* START *

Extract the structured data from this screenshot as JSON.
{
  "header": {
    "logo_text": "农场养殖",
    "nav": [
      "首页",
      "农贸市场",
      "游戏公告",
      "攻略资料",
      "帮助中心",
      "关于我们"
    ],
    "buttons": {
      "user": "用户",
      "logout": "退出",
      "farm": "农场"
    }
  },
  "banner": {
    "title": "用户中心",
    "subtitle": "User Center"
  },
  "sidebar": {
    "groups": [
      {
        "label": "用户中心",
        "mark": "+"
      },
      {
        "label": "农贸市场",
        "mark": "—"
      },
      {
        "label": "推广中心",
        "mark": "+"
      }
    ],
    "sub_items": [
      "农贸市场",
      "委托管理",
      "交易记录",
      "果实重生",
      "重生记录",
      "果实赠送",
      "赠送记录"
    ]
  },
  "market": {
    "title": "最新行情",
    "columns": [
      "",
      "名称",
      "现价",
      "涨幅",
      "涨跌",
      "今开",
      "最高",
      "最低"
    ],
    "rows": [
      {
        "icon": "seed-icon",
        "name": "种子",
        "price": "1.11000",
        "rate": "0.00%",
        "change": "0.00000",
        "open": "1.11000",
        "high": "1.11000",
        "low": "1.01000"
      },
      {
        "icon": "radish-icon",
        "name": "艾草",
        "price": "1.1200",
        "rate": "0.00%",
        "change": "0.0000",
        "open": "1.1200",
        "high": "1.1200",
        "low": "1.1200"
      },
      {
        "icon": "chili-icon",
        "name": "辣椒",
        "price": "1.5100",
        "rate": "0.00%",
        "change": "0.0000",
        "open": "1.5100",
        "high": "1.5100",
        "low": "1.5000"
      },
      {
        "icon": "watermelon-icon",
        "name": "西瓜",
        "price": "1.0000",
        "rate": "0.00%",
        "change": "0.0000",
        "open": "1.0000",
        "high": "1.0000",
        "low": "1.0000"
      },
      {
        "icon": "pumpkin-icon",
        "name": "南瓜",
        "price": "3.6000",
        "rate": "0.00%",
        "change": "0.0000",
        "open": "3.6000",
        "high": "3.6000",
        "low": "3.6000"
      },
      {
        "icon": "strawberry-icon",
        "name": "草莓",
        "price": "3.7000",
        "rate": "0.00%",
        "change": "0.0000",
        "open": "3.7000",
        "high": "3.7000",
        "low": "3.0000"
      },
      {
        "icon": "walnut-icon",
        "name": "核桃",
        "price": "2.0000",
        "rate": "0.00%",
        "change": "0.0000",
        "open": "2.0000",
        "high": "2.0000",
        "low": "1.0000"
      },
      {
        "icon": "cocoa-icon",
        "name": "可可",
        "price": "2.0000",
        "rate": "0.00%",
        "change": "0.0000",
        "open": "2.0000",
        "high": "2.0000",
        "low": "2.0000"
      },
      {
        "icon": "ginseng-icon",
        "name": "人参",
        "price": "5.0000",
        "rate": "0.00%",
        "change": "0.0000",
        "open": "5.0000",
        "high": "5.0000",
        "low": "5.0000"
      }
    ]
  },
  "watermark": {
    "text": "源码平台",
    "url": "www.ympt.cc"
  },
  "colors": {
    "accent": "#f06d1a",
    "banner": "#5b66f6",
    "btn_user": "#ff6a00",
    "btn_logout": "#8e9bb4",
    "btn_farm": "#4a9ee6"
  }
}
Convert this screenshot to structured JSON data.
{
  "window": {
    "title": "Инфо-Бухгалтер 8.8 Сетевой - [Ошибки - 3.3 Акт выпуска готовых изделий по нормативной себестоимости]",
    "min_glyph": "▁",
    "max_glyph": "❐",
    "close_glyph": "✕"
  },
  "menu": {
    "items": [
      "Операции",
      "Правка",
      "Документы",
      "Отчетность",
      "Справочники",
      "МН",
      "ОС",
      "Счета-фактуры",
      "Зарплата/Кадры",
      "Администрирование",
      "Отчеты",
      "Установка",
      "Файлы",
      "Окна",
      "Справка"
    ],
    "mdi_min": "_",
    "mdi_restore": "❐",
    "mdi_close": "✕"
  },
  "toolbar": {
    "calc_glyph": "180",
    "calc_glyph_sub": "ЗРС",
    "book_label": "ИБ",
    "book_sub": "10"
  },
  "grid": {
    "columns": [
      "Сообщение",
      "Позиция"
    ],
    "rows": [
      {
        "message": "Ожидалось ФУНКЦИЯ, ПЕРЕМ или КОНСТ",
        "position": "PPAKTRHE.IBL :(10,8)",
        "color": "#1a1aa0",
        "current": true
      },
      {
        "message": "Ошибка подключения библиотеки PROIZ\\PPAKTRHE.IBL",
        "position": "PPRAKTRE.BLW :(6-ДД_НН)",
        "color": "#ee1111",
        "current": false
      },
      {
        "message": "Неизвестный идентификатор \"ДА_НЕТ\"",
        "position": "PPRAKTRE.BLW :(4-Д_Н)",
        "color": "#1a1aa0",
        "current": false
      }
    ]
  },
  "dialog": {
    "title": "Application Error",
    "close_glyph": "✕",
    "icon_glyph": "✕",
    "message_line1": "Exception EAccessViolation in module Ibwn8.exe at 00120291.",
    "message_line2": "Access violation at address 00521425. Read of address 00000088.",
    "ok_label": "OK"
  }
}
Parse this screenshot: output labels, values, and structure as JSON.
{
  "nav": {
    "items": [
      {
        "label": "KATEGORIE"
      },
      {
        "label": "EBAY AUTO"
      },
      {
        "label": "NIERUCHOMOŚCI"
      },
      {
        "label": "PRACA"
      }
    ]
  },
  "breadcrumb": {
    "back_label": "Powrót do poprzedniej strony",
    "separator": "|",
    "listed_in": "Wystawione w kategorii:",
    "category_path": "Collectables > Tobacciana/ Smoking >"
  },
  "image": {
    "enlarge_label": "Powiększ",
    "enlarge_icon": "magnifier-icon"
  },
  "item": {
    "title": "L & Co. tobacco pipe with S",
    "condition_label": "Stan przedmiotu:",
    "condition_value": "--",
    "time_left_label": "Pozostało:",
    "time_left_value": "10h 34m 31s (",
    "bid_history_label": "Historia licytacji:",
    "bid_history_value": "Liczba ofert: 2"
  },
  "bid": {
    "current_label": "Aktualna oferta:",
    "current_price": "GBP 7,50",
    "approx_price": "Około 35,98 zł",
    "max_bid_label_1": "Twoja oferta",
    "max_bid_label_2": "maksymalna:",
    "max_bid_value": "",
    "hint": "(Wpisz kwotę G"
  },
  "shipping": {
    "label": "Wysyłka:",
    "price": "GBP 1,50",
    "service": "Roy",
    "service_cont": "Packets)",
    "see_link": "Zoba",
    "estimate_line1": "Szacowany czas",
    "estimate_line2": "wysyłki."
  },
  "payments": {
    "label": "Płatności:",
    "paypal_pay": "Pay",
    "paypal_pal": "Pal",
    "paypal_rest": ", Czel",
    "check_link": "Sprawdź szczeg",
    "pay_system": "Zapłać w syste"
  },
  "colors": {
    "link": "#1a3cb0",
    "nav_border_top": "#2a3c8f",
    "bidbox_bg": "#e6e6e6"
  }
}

* END *

[To be done] Collect each line of the entries that has the word "position", copying it in full.

[Answer to the task]
        "position": "PPAKTRHE.IBL :(10,8)",
        "position": "PPRAKTRE.BLW :(6-ДД_НН)",
        "position": "PPRAKTRE.BLW :(4-Д_Н)",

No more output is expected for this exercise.